**Data lines**:
________

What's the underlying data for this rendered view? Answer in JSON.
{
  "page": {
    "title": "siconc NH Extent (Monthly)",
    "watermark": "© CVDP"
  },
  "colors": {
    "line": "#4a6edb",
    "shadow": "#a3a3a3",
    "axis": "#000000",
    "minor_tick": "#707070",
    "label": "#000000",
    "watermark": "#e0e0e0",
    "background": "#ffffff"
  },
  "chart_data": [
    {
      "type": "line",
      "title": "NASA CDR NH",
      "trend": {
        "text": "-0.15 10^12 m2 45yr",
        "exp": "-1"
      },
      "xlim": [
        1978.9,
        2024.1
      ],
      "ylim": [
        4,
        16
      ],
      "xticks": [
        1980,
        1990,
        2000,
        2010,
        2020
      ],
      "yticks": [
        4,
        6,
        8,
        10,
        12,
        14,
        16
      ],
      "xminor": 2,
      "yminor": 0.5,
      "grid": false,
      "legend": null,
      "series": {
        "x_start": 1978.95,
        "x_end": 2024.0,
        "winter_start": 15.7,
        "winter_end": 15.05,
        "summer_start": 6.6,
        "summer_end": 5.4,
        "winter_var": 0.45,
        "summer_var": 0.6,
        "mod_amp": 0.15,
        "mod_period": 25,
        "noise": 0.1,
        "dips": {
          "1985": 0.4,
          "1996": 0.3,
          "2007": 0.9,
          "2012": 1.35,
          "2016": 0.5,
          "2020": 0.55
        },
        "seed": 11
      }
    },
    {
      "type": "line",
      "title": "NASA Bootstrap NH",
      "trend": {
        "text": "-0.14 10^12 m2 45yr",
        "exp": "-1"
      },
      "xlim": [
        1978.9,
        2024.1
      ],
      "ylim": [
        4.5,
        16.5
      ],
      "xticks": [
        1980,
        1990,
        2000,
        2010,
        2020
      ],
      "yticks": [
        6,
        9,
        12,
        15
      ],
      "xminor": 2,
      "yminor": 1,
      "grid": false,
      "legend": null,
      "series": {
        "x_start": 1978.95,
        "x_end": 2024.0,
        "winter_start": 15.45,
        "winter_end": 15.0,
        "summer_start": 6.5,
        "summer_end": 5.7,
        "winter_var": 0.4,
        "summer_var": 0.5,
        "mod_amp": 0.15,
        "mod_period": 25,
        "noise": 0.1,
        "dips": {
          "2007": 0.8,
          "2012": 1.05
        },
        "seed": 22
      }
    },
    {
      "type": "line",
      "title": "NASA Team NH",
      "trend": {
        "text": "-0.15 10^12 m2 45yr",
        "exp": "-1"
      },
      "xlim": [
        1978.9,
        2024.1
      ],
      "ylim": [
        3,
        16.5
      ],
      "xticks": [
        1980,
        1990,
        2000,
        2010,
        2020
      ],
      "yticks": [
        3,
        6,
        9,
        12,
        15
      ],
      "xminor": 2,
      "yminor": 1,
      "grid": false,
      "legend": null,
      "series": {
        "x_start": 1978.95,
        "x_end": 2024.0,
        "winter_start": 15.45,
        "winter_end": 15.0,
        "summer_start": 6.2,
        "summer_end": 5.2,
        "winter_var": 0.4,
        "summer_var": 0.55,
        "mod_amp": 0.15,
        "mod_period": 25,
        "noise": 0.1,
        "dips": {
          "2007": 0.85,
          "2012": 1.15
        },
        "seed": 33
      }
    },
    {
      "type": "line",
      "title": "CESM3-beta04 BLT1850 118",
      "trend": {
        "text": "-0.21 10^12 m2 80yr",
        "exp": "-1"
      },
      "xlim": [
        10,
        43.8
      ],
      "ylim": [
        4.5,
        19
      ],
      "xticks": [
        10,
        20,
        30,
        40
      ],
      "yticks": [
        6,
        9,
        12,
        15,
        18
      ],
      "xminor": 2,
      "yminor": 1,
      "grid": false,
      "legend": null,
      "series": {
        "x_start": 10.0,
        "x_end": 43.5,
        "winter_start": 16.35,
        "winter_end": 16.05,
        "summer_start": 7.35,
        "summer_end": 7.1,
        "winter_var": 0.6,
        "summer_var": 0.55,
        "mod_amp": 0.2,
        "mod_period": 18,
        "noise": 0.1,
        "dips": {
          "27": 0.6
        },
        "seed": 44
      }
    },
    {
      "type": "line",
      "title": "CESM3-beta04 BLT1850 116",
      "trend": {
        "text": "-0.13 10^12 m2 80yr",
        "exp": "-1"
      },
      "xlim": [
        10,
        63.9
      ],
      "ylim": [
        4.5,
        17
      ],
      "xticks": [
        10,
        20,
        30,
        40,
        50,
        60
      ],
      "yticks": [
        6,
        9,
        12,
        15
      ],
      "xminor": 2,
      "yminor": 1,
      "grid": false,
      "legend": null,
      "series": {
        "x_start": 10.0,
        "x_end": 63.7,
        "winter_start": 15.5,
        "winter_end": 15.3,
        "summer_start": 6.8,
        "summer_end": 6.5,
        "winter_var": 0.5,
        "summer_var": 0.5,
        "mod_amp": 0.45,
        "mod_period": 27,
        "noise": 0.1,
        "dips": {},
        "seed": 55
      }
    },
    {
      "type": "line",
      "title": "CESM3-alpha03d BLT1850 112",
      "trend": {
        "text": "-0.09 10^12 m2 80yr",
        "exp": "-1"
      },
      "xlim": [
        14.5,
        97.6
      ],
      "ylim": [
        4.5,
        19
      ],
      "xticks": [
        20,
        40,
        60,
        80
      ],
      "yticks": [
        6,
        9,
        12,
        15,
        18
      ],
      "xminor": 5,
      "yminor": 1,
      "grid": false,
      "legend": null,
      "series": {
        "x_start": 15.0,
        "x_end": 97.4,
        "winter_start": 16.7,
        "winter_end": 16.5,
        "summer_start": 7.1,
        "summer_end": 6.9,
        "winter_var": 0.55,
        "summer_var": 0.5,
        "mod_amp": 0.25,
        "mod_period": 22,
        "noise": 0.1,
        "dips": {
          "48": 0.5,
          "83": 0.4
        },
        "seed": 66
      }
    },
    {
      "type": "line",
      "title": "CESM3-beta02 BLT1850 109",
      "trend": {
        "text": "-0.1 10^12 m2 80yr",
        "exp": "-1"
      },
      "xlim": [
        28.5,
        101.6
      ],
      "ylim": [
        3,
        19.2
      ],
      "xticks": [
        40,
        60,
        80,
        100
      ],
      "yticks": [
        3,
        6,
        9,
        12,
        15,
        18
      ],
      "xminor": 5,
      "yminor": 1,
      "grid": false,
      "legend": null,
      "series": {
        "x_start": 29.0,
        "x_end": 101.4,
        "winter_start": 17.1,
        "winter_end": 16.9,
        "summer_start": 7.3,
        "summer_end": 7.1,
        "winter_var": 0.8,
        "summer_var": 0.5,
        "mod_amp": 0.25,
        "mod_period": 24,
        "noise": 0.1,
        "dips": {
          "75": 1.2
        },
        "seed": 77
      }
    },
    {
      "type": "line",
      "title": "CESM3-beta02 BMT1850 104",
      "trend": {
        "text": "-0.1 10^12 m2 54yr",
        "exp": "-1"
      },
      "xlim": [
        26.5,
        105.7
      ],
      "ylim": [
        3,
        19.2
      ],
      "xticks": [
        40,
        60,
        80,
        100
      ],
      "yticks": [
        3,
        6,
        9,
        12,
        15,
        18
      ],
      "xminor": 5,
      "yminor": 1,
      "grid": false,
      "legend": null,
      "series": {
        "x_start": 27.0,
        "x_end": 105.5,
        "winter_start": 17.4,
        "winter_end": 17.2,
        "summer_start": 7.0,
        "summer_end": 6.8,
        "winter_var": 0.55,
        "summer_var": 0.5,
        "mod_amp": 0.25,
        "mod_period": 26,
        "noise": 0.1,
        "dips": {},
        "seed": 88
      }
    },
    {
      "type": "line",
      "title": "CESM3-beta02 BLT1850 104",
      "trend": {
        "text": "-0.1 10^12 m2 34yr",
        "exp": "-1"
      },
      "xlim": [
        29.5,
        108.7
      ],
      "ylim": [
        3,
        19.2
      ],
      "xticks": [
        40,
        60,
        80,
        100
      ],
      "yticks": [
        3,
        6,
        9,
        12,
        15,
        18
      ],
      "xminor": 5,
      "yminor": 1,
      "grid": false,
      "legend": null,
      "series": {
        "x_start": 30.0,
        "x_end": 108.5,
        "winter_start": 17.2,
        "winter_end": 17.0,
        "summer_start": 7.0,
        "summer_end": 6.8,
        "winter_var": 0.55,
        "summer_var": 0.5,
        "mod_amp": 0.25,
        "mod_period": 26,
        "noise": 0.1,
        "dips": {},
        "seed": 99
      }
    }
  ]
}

________

Work through the data and report how many of its lines hold the word "text", giving only the figure.

9